> [Directions for this task] Your task is to copy every record exactly.

> [Exercise data]
────────────────────

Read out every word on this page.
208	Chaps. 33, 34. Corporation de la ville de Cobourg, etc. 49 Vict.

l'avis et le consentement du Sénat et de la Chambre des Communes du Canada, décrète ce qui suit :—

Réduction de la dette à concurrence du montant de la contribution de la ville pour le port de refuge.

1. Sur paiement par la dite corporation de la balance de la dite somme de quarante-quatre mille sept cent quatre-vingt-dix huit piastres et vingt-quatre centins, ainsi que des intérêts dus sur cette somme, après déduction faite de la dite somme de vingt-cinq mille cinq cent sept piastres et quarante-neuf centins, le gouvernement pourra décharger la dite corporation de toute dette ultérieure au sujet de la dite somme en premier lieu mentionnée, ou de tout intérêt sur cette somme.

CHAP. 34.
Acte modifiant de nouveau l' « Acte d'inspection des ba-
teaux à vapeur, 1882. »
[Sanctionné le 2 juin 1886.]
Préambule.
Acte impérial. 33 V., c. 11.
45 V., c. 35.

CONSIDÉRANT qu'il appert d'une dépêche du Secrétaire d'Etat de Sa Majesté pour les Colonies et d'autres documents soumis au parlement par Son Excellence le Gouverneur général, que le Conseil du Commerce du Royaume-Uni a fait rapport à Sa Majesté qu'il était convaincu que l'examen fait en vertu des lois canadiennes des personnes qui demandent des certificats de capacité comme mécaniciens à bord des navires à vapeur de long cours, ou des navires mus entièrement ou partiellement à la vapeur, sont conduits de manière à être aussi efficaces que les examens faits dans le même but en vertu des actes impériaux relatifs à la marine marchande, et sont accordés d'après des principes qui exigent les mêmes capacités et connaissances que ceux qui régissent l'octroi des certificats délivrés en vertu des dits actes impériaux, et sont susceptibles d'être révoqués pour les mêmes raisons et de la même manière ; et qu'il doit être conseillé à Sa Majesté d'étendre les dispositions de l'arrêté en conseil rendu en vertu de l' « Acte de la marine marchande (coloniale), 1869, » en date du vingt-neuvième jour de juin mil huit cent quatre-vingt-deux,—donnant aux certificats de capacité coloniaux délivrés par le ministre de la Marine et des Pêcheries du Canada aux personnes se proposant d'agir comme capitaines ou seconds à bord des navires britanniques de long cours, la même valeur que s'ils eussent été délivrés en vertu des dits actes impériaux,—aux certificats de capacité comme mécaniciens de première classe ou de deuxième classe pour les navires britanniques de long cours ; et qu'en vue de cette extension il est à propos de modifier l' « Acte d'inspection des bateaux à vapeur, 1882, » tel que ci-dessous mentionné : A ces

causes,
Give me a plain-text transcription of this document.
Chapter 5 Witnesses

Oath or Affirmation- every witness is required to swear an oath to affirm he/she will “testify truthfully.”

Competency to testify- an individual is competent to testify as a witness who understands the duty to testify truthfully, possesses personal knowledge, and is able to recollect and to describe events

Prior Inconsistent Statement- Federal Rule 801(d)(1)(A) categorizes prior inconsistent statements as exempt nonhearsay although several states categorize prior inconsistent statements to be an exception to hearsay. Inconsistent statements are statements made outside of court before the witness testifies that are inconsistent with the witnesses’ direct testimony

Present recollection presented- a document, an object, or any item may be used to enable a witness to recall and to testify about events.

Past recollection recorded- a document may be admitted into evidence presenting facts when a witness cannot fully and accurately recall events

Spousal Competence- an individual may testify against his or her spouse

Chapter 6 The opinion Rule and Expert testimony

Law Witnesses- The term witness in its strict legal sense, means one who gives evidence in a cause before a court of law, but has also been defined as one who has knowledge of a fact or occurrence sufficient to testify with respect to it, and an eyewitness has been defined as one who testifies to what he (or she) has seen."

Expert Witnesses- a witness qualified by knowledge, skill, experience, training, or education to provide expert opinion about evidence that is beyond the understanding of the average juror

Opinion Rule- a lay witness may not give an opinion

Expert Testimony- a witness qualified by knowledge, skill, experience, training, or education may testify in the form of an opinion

────────────────────

> [Problem solution]
Read out every word on this page.
208	Chaps. 33, 34. Corporation de la ville de Cobourg, etc. 49 Vict.

l'avis et le consentement du Sénat et de la Chambre des Communes du Canada, décrète ce qui suit :—

Réduction de la dette à concurrence du montant de la contribution de la ville pour le port de refuge.

1. Sur paiement par la dite corporation de la balance de la dite somme de quarante-quatre mille sept cent quatre-vingt-dix huit piastres et vingt-quatre centins, ainsi que des intérêts dus sur cette somme, après déduction faite de la dite somme de vingt-cinq mille cinq cent sept piastres et quarante-neuf centins, le gouvernement pourra décharger la dite corporation de toute dette ultérieure au sujet de la dite somme en premier lieu mentionnée, ou de tout intérêt sur cette somme.

CHAP. 34.
Acte modifiant de nouveau l' « Acte d'inspection des ba-
teaux à vapeur, 1882. »
[Sanctionné le 2 juin 1886.]
Préambule.
Acte impérial. 33 V., c. 11.
45 V., c. 35.

CONSIDÉRANT qu'il appert d'une dépêche du Secrétaire d'Etat de Sa Majesté pour les Colonies et d'autres documents soumis au parlement par Son Excellence le Gouverneur général, que le Conseil du Commerce du Royaume-Uni a fait rapport à Sa Majesté qu'il était convaincu que l'examen fait en vertu des lois canadiennes des personnes qui demandent des certificats de capacité comme mécaniciens à bord des navires à vapeur de long cours, ou des navires mus entièrement ou partiellement à la vapeur, sont conduits de manière à être aussi efficaces que les examens faits dans le même but en vertu des actes impériaux relatifs à la marine marchande, et sont accordés d'après des principes qui exigent les mêmes capacités et connaissances que ceux qui régissent l'octroi des certificats délivrés en vertu des dits actes impériaux, et sont susceptibles d'être révoqués pour les mêmes raisons et de la même manière ; et qu'il doit être conseillé à Sa Majesté d'étendre les dispositions de l'arrêté en conseil rendu en vertu de l' « Acte de la marine marchande (coloniale), 1869, » en date du vingt-neuvième jour de juin mil huit cent quatre-vingt-deux,—donnant aux certificats de capacité coloniaux délivrés par le ministre de la Marine et des Pêcheries du Canada aux personnes se proposant d'agir comme capitaines ou seconds à bord des navires britanniques de long cours, la même valeur que s'ils eussent été délivrés en vertu des dits actes impériaux,—aux certificats de capacité comme mécaniciens de première classe ou de deuxième classe pour les navires britanniques de long cours ; et qu'en vue de cette extension il est à propos de modifier l' « Acte d'inspection des bateaux à vapeur, 1882, » tel que ci-dessous mentionné : A ces

causes,
Give me a plain-text transcription of this document.
Chapter 5 Witnesses

Oath or Affirmation- every witness is required to swear an oath to affirm he/she will “testify truthfully.”

Competency to testify- an individual is competent to testify as a witness who understands the duty to testify truthfully, possesses personal knowledge, and is able to recollect and to describe events

Prior Inconsistent Statement- Federal Rule 801(d)(1)(A) categorizes prior inconsistent statements as exempt nonhearsay although several states categorize prior inconsistent statements to be an exception to hearsay. Inconsistent statements are statements made outside of court before the witness testifies that are inconsistent with the witnesses’ direct testimony

Present recollection presented- a document, an object, or any item may be used to enable a witness to recall and to testify about events.

Past recollection recorded- a document may be admitted into evidence presenting facts when a witness cannot fully and accurately recall events

Spousal Competence- an individual may testify against his or her spouse

Chapter 6 The opinion Rule and Expert testimony

Law Witnesses- The term witness in its strict legal sense, means one who gives evidence in a cause before a court of law, but has also been defined as one who has knowledge of a fact or occurrence sufficient to testify with respect to it, and an eyewitness has been defined as one who testifies to what he (or she) has seen."

Expert Witnesses- a witness qualified by knowledge, skill, experience, training, or education to provide expert opinion about evidence that is beyond the understanding of the average juror

Opinion Rule- a lay witness may not give an opinion

Expert Testimony- a witness qualified by knowledge, skill, experience, training, or education may testify in the form of an opinion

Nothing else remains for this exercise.